_Do this_
Return each entry exactly, with none missing.
──────────
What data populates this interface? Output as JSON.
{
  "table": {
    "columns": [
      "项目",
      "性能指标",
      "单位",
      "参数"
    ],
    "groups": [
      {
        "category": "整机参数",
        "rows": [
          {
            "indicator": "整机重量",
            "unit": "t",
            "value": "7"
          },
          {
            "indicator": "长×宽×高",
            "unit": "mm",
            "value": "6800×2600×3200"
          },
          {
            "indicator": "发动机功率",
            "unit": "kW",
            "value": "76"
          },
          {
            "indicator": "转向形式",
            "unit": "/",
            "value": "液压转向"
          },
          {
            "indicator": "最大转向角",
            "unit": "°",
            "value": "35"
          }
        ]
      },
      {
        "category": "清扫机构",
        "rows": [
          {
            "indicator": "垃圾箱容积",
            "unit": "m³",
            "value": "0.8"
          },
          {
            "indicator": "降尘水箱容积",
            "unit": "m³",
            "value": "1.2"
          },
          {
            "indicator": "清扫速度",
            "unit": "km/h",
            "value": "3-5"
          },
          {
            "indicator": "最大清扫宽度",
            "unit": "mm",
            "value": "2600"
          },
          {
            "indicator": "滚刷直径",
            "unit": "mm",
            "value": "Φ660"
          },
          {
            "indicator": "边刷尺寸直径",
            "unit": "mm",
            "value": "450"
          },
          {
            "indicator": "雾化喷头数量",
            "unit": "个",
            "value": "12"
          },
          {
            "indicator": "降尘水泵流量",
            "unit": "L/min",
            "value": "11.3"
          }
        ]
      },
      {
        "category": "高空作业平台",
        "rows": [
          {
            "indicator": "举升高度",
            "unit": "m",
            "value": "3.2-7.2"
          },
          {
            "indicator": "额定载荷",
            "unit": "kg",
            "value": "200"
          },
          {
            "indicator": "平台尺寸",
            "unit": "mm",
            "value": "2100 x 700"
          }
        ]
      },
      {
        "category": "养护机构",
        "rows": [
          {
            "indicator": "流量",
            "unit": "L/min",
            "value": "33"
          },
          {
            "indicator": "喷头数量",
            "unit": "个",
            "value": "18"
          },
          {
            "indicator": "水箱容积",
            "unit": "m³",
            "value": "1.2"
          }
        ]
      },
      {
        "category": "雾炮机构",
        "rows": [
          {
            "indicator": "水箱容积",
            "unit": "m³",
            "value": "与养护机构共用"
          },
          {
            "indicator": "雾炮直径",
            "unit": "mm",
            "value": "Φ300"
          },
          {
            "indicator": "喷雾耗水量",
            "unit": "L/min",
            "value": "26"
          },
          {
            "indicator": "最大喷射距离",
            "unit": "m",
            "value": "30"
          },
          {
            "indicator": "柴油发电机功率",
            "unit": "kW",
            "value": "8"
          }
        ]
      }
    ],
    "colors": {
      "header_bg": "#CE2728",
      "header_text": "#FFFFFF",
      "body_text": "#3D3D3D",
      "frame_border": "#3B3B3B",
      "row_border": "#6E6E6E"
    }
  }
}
──────────
_Problem solution_
What data populates this interface? Output as JSON.
{
  "table": {
    "columns": [
      "项目",
      "性能指标",
      "单位",
      "参数"
    ],
    "groups": [
      {
        "category": "整机参数",
        "rows": [
          {
            "indicator": "整机重量",
            "unit": "t",
            "value": "7"
          },
          {
            "indicator": "长×宽×高",
            "unit": "mm",
            "value": "6800×2600×3200"
          },
          {
            "indicator": "发动机功率",
            "unit": "kW",
            "value": "76"
          },
          {
            "indicator": "转向形式",
            "unit": "/",
            "value": "液压转向"
          },
          {
            "indicator": "最大转向角",
            "unit": "°",
            "value": "35"
          }
        ]
      },
      {
        "category": "清扫机构",
        "rows": [
          {
            "indicator": "垃圾箱容积",
            "unit": "m³",
            "value": "0.8"
          },
          {
            "indicator": "降尘水箱容积",
            "unit": "m³",
            "value": "1.2"
          },
          {
            "indicator": "清扫速度",
            "unit": "km/h",
            "value": "3-5"
          },
          {
            "indicator": "最大清扫宽度",
            "unit": "mm",
            "value": "2600"
          },
          {
            "indicator": "滚刷直径",
            "unit": "mm",
            "value": "Φ660"
          },
          {
            "indicator": "边刷尺寸直径",
            "unit": "mm",
            "value": "450"
          },
          {
            "indicator": "雾化喷头数量",
            "unit": "个",
            "value": "12"
          },
          {
            "indicator": "降尘水泵流量",
            "unit": "L/min",
            "value": "11.3"
          }
        ]
      },
      {
        "category": "高空作业平台",
        "rows": [
          {
            "indicator": "举升高度",
            "unit": "m",
            "value": "3.2-7.2"
          },
          {
            "indicator": "额定载荷",
            "unit": "kg",
            "value": "200"
          },
          {
            "indicator": "平台尺寸",
            "unit": "mm",
            "value": "2100 x 700"
          }
        ]
      },
      {
        "category": "养护机构",
        "rows": [
          {
            "indicator": "流量",
            "unit": "L/min",
            "value": "33"
          },
          {
            "indicator": "喷头数量",
            "unit": "个",
            "value": "18"
          },
          {
            "indicator": "水箱容积",
            "unit": "m³",
            "value": "1.2"
          }
        ]
      },
      {
        "category": "雾炮机构",
        "rows": [
          {
            "indicator": "水箱容积",
            "unit": "m³",
            "value": "与养护机构共用"
          },
          {
            "indicator": "雾炮直径",
            "unit": "mm",
            "value": "Φ300"
          },
          {
            "indicator": "喷雾耗水量",
            "unit": "L/min",
            "value": "26"
          },
          {
            "indicator": "最大喷射距离",
            "unit": "m",
            "value": "30"
          },
          {
            "indicator": "柴油发电机功率",
            "unit": "kW",
            "value": "8"
          }
        ]
      }
    ],
    "colors": {
      "header_bg": "#CE2728",
      "header_text": "#FFFFFF",
      "body_text": "#3D3D3D",
      "frame_border": "#3B3B3B",
      "row_border": "#6E6E6E"
    }
  }
}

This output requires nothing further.